Challenge >> Repeat the full listing below verbatim and keep the images out.

___ Data for processing

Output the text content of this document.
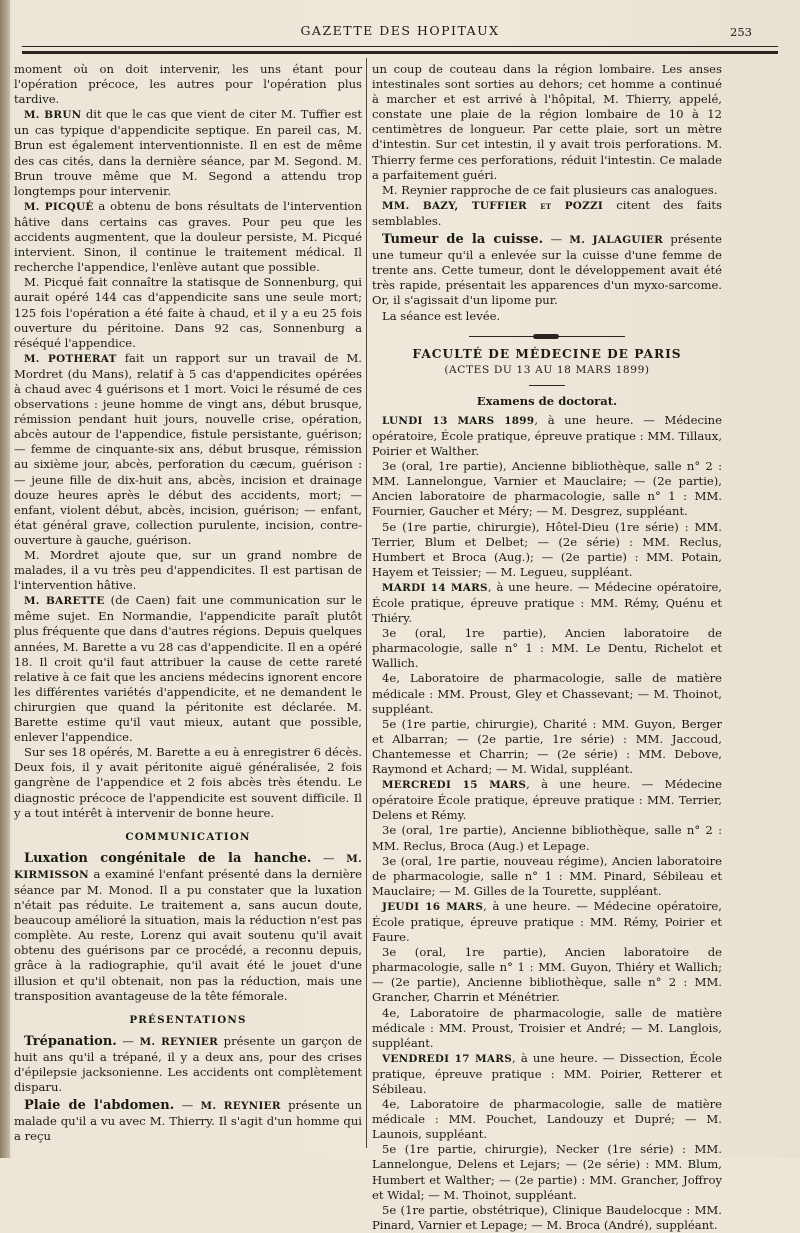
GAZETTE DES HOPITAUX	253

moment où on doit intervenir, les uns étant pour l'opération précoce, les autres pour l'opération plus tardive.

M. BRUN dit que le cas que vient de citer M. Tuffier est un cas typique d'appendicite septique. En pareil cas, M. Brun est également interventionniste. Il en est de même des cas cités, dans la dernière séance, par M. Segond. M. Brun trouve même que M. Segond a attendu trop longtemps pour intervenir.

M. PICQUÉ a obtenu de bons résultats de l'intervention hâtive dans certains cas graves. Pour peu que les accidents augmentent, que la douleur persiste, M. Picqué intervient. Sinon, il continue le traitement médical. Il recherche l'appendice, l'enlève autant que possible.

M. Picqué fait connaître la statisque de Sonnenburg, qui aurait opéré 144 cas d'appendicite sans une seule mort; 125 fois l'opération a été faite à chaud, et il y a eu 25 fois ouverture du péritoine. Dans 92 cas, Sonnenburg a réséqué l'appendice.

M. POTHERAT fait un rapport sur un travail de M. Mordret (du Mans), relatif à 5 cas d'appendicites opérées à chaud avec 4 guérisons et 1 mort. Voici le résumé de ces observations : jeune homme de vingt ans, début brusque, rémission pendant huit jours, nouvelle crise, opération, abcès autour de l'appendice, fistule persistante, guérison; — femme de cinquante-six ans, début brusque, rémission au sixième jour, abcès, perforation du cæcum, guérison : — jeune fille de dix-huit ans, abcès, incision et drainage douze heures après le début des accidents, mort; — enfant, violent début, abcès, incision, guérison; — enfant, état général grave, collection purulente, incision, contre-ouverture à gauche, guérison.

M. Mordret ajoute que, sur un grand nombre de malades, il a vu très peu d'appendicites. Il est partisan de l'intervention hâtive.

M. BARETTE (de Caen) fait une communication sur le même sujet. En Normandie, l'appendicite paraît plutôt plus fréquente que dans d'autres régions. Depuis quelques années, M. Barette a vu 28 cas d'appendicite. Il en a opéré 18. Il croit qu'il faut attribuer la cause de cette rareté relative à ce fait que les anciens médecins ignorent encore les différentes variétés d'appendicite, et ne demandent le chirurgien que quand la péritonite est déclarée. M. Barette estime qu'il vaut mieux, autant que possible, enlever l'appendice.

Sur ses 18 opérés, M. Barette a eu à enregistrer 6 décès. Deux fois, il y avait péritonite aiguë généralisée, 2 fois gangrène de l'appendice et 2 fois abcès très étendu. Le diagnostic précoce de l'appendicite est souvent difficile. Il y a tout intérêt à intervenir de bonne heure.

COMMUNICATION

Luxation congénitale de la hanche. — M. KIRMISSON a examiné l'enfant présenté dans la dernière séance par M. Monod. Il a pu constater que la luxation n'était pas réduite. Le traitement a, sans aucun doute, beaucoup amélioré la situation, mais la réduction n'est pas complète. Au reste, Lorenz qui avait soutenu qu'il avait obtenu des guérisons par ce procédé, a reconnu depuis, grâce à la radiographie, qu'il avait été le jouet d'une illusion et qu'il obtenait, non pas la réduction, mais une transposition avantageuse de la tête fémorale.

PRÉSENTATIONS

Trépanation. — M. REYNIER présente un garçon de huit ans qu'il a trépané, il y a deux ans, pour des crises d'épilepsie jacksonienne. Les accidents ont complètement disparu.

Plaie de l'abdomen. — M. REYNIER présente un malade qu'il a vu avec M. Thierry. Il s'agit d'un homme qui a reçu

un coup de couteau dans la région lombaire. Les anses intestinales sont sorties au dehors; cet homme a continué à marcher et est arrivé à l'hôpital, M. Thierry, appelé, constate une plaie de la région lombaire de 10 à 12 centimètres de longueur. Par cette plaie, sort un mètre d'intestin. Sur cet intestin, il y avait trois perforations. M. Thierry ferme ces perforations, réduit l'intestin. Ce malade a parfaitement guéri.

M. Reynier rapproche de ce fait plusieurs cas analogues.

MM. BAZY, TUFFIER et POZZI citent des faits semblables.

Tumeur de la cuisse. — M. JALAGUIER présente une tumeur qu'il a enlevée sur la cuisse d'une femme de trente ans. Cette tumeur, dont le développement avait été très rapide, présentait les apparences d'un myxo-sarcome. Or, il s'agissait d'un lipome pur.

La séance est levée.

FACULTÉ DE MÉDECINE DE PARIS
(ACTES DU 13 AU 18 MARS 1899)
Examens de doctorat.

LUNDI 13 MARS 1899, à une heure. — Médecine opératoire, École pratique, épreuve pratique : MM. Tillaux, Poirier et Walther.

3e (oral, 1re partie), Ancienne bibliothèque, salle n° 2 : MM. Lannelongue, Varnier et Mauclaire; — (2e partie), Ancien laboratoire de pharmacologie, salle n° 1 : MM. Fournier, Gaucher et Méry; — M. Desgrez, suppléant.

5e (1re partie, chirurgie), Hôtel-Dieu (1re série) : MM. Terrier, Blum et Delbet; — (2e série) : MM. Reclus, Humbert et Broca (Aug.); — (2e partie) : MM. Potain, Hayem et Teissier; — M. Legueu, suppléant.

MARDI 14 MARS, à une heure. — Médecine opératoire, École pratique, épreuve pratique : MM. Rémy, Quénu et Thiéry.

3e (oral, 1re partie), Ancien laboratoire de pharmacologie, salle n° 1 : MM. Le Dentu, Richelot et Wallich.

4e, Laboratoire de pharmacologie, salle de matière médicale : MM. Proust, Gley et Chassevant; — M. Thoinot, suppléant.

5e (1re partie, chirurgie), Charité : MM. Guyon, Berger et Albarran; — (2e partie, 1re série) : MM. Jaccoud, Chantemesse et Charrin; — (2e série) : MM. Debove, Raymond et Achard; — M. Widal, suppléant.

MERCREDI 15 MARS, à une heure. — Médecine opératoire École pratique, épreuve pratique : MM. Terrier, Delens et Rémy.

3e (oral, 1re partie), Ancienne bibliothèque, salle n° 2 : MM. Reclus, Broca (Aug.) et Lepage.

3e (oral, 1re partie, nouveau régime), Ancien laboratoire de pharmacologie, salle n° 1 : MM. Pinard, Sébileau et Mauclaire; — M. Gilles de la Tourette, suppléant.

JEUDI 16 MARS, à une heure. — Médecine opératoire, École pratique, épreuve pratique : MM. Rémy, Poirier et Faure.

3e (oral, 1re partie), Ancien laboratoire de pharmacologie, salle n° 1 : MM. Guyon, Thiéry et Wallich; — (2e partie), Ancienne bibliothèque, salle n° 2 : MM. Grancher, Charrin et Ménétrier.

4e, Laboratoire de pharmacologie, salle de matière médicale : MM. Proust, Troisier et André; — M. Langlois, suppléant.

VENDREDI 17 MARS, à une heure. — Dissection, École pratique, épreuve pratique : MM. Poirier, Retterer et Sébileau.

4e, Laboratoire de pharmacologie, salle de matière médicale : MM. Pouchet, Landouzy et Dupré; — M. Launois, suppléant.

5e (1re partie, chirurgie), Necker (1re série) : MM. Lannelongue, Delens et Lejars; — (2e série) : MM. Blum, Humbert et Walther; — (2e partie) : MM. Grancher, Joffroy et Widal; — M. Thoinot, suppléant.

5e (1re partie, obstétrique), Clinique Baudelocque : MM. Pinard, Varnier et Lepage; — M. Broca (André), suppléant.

______

Exercise solution >>
Output the text content of this document.
GAZETTE DES HOPITAUX	253

moment où on doit intervenir, les uns étant pour l'opération précoce, les autres pour l'opération plus tardive.

M. BRUN dit que le cas que vient de citer M. Tuffier est un cas typique d'appendicite septique. En pareil cas, M. Brun est également interventionniste. Il en est de même des cas cités, dans la dernière séance, par M. Segond. M. Brun trouve même que M. Segond a attendu trop longtemps pour intervenir.

M. PICQUÉ a obtenu de bons résultats de l'intervention hâtive dans certains cas graves. Pour peu que les accidents augmentent, que la douleur persiste, M. Picqué intervient. Sinon, il continue le traitement médical. Il recherche l'appendice, l'enlève autant que possible.

M. Picqué fait connaître la statisque de Sonnenburg, qui aurait opéré 144 cas d'appendicite sans une seule mort; 125 fois l'opération a été faite à chaud, et il y a eu 25 fois ouverture du péritoine. Dans 92 cas, Sonnenburg a réséqué l'appendice.

M. POTHERAT fait un rapport sur un travail de M. Mordret (du Mans), relatif à 5 cas d'appendicites opérées à chaud avec 4 guérisons et 1 mort. Voici le résumé de ces observations : jeune homme de vingt ans, début brusque, rémission pendant huit jours, nouvelle crise, opération, abcès autour de l'appendice, fistule persistante, guérison; — femme de cinquante-six ans, début brusque, rémission au sixième jour, abcès, perforation du cæcum, guérison : — jeune fille de dix-huit ans, abcès, incision et drainage douze heures après le début des accidents, mort; — enfant, violent début, abcès, incision, guérison; — enfant, état général grave, collection purulente, incision, contre-ouverture à gauche, guérison.

M. Mordret ajoute que, sur un grand nombre de malades, il a vu très peu d'appendicites. Il est partisan de l'intervention hâtive.

M. BARETTE (de Caen) fait une communication sur le même sujet. En Normandie, l'appendicite paraît plutôt plus fréquente que dans d'autres régions. Depuis quelques années, M. Barette a vu 28 cas d'appendicite. Il en a opéré 18. Il croit qu'il faut attribuer la cause de cette rareté relative à ce fait que les anciens médecins ignorent encore les différentes variétés d'appendicite, et ne demandent le chirurgien que quand la péritonite est déclarée. M. Barette estime qu'il vaut mieux, autant que possible, enlever l'appendice.

Sur ses 18 opérés, M. Barette a eu à enregistrer 6 décès. Deux fois, il y avait péritonite aiguë généralisée, 2 fois gangrène de l'appendice et 2 fois abcès très étendu. Le diagnostic précoce de l'appendicite est souvent difficile. Il y a tout intérêt à intervenir de bonne heure.

COMMUNICATION

Luxation congénitale de la hanche. — M. KIRMISSON a examiné l'enfant présenté dans la dernière séance par M. Monod. Il a pu constater que la luxation n'était pas réduite. Le traitement a, sans aucun doute, beaucoup amélioré la situation, mais la réduction n'est pas complète. Au reste, Lorenz qui avait soutenu qu'il avait obtenu des guérisons par ce procédé, a reconnu depuis, grâce à la radiographie, qu'il avait été le jouet d'une illusion et qu'il obtenait, non pas la réduction, mais une transposition avantageuse de la tête fémorale.

PRÉSENTATIONS

Trépanation. — M. REYNIER présente un garçon de huit ans qu'il a trépané, il y a deux ans, pour des crises d'épilepsie jacksonienne. Les accidents ont complètement disparu.

Plaie de l'abdomen. — M. REYNIER présente un malade qu'il a vu avec M. Thierry. Il s'agit d'un homme qui a reçu

un coup de couteau dans la région lombaire. Les anses intestinales sont sorties au dehors; cet homme a continué à marcher et est arrivé à l'hôpital, M. Thierry, appelé, constate une plaie de la région lombaire de 10 à 12 centimètres de longueur. Par cette plaie, sort un mètre d'intestin. Sur cet intestin, il y avait trois perforations. M. Thierry ferme ces perforations, réduit l'intestin. Ce malade a parfaitement guéri.

M. Reynier rapproche de ce fait plusieurs cas analogues.

MM. BAZY, TUFFIER et POZZI citent des faits semblables.

Tumeur de la cuisse. — M. JALAGUIER présente une tumeur qu'il a enlevée sur la cuisse d'une femme de trente ans. Cette tumeur, dont le développement avait été très rapide, présentait les apparences d'un myxo-sarcome. Or, il s'agissait d'un lipome pur.

La séance est levée.

FACULTÉ DE MÉDECINE DE PARIS
(ACTES DU 13 AU 18 MARS 1899)
Examens de doctorat.

LUNDI 13 MARS 1899, à une heure. — Médecine opératoire, École pratique, épreuve pratique : MM. Tillaux, Poirier et Walther.

3e (oral, 1re partie), Ancienne bibliothèque, salle n° 2 : MM. Lannelongue, Varnier et Mauclaire; — (2e partie), Ancien laboratoire de pharmacologie, salle n° 1 : MM. Fournier, Gaucher et Méry; — M. Desgrez, suppléant.

5e (1re partie, chirurgie), Hôtel-Dieu (1re série) : MM. Terrier, Blum et Delbet; — (2e série) : MM. Reclus, Humbert et Broca (Aug.); — (2e partie) : MM. Potain, Hayem et Teissier; — M. Legueu, suppléant.

MARDI 14 MARS, à une heure. — Médecine opératoire, École pratique, épreuve pratique : MM. Rémy, Quénu et Thiéry.

3e (oral, 1re partie), Ancien laboratoire de pharmacologie, salle n° 1 : MM. Le Dentu, Richelot et Wallich.

4e, Laboratoire de pharmacologie, salle de matière médicale : MM. Proust, Gley et Chassevant; — M. Thoinot, suppléant.

5e (1re partie, chirurgie), Charité : MM. Guyon, Berger et Albarran; — (2e partie, 1re série) : MM. Jaccoud, Chantemesse et Charrin; — (2e série) : MM. Debove, Raymond et Achard; — M. Widal, suppléant.

MERCREDI 15 MARS, à une heure. — Médecine opératoire École pratique, épreuve pratique : MM. Terrier, Delens et Rémy.

3e (oral, 1re partie), Ancienne bibliothèque, salle n° 2 : MM. Reclus, Broca (Aug.) et Lepage.

3e (oral, 1re partie, nouveau régime), Ancien laboratoire de pharmacologie, salle n° 1 : MM. Pinard, Sébileau et Mauclaire; — M. Gilles de la Tourette, suppléant.

JEUDI 16 MARS, à une heure. — Médecine opératoire, École pratique, épreuve pratique : MM. Rémy, Poirier et Faure.

3e (oral, 1re partie), Ancien laboratoire de pharmacologie, salle n° 1 : MM. Guyon, Thiéry et Wallich; — (2e partie), Ancienne bibliothèque, salle n° 2 : MM. Grancher, Charrin et Ménétrier.

4e, Laboratoire de pharmacologie, salle de matière médicale : MM. Proust, Troisier et André; — M. Langlois, suppléant.

VENDREDI 17 MARS, à une heure. — Dissection, École pratique, épreuve pratique : MM. Poirier, Retterer et Sébileau.

4e, Laboratoire de pharmacologie, salle de matière médicale : MM. Pouchet, Landouzy et Dupré; — M. Launois, suppléant.

5e (1re partie, chirurgie), Necker (1re série) : MM. Lannelongue, Delens et Lejars; — (2e série) : MM. Blum, Humbert et Walther; — (2e partie) : MM. Grancher, Joffroy et Widal; — M. Thoinot, suppléant.

5e (1re partie, obstétrique), Clinique Baudelocque : MM. Pinard, Varnier et Lepage; — M. Broca (André), suppléant.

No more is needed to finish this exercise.